_Prompt_
Transcribe the lines below verbatim, skipping the images.

[Stored records]
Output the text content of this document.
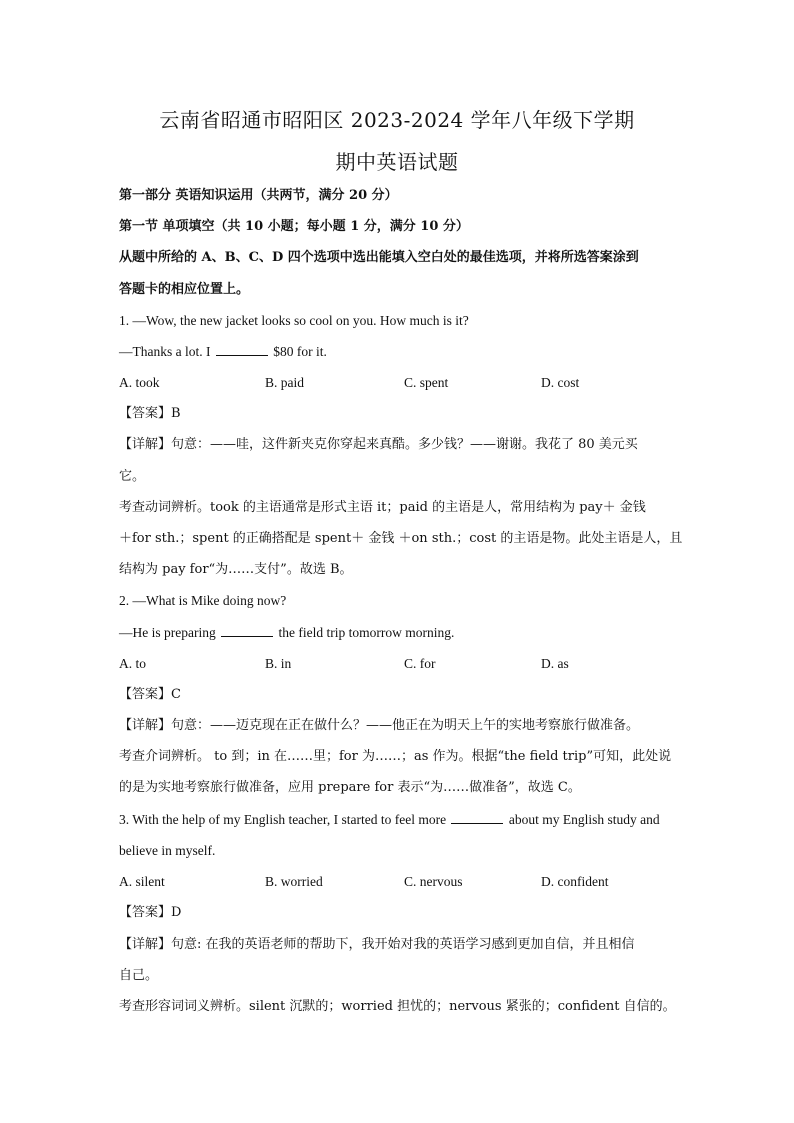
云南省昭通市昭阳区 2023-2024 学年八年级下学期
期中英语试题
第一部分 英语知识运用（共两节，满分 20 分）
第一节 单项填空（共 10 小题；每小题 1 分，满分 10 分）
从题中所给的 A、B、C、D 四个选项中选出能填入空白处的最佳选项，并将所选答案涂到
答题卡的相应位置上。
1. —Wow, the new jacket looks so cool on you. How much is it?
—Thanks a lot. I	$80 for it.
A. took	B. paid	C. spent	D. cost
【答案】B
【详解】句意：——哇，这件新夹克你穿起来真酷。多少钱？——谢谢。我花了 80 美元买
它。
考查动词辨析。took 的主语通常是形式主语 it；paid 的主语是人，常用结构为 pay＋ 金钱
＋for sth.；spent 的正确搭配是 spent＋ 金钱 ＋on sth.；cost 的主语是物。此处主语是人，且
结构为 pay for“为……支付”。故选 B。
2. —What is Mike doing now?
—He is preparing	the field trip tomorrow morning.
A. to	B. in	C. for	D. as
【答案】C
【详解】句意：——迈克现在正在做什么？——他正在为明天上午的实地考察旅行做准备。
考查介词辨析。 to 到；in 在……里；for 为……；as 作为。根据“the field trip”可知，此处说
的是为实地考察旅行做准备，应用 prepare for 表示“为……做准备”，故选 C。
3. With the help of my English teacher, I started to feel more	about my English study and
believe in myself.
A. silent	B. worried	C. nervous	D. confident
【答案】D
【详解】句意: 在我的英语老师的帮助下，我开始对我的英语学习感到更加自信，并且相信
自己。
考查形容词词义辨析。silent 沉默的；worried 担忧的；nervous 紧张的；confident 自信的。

_Full answer_
Output the text content of this document.
云南省昭通市昭阳区 2023-2024 学年八年级下学期
期中英语试题
第一部分 英语知识运用（共两节，满分 20 分）
第一节 单项填空（共 10 小题；每小题 1 分，满分 10 分）
从题中所给的 A、B、C、D 四个选项中选出能填入空白处的最佳选项，并将所选答案涂到
答题卡的相应位置上。
1. —Wow, the new jacket looks so cool on you. How much is it?
—Thanks a lot. I	$80 for it.
A. took	B. paid	C. spent	D. cost
【答案】B
【详解】句意：——哇，这件新夹克你穿起来真酷。多少钱？——谢谢。我花了 80 美元买
它。
考查动词辨析。took 的主语通常是形式主语 it；paid 的主语是人，常用结构为 pay＋ 金钱
＋for sth.；spent 的正确搭配是 spent＋ 金钱 ＋on sth.；cost 的主语是物。此处主语是人，且
结构为 pay for“为……支付”。故选 B。
2. —What is Mike doing now?
—He is preparing	the field trip tomorrow morning.
A. to	B. in	C. for	D. as
【答案】C
【详解】句意：——迈克现在正在做什么？——他正在为明天上午的实地考察旅行做准备。
考查介词辨析。 to 到；in 在……里；for 为……；as 作为。根据“the field trip”可知，此处说
的是为实地考察旅行做准备，应用 prepare for 表示“为……做准备”，故选 C。
3. With the help of my English teacher, I started to feel more	about my English study and
believe in myself.
A. silent	B. worried	C. nervous	D. confident
【答案】D
【详解】句意: 在我的英语老师的帮助下，我开始对我的英语学习感到更加自信，并且相信
自己。
考查形容词词义辨析。silent 沉默的；worried 担忧的；nervous 紧张的；confident 自信的。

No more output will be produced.